Work to do:
Repeat the listing exactly as given, omitting every image.
** Start **
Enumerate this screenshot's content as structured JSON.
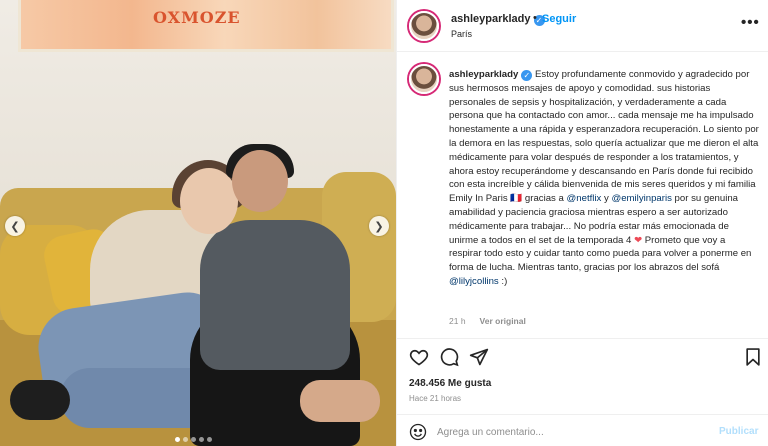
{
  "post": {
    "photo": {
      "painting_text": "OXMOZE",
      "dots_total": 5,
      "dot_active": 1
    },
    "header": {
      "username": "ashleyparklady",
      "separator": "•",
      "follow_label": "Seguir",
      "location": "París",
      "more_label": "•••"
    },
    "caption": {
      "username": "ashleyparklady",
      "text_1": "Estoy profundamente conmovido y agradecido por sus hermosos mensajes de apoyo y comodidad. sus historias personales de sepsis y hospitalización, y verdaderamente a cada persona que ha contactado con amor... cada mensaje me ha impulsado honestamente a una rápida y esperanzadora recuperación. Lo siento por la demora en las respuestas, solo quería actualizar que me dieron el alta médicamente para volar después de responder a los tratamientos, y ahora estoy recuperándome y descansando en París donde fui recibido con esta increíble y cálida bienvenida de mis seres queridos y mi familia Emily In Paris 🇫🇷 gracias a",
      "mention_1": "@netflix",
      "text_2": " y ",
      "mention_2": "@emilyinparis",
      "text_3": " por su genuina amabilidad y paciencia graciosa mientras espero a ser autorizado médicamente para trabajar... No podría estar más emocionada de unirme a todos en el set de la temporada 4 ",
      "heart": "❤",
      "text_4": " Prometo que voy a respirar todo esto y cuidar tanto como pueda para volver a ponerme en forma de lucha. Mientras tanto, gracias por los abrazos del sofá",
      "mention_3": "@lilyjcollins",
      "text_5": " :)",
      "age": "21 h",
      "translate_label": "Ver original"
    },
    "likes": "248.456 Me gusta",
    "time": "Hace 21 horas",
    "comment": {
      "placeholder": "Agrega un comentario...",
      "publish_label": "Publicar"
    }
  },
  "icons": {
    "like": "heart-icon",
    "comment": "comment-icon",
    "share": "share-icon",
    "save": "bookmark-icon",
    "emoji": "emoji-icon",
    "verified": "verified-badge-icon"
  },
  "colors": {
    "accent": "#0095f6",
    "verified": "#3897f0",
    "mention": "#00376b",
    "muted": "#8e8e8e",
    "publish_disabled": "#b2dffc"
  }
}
** End **
Response to this exercise:
Enumerate this screenshot's content as structured JSON.
{
  "post": {
    "photo": {
      "painting_text": "OXMOZE",
      "dots_total": 5,
      "dot_active": 1
    },
    "header": {
      "username": "ashleyparklady",
      "separator": "•",
      "follow_label": "Seguir",
      "location": "París",
      "more_label": "•••"
    },
    "caption": {
      "username": "ashleyparklady",
      "text_1": "Estoy profundamente conmovido y agradecido por sus hermosos mensajes de apoyo y comodidad. sus historias personales de sepsis y hospitalización, y verdaderamente a cada persona que ha contactado con amor... cada mensaje me ha impulsado honestamente a una rápida y esperanzadora recuperación. Lo siento por la demora en las respuestas, solo quería actualizar que me dieron el alta médicamente para volar después de responder a los tratamientos, y ahora estoy recuperándome y descansando en París donde fui recibido con esta increíble y cálida bienvenida de mis seres queridos y mi familia Emily In Paris 🇫🇷 gracias a",
      "mention_1": "@netflix",
      "text_2": " y ",
      "mention_2": "@emilyinparis",
      "text_3": " por su genuina amabilidad y paciencia graciosa mientras espero a ser autorizado médicamente para trabajar... No podría estar más emocionada de unirme a todos en el set de la temporada 4 ",
      "heart": "❤",
      "text_4": " Prometo que voy a respirar todo esto y cuidar tanto como pueda para volver a ponerme en forma de lucha. Mientras tanto, gracias por los abrazos del sofá",
      "mention_3": "@lilyjcollins",
      "text_5": " :)",
      "age": "21 h",
      "translate_label": "Ver original"
    },
    "likes": "248.456 Me gusta",
    "time": "Hace 21 horas",
    "comment": {
      "placeholder": "Agrega un comentario...",
      "publish_label": "Publicar"
    }
  },
  "icons": {
    "like": "heart-icon",
    "comment": "comment-icon",
    "share": "share-icon",
    "save": "bookmark-icon",
    "emoji": "emoji-icon",
    "verified": "verified-badge-icon"
  },
  "colors": {
    "accent": "#0095f6",
    "verified": "#3897f0",
    "mention": "#00376b",
    "muted": "#8e8e8e",
    "publish_disabled": "#b2dffc"
  }
}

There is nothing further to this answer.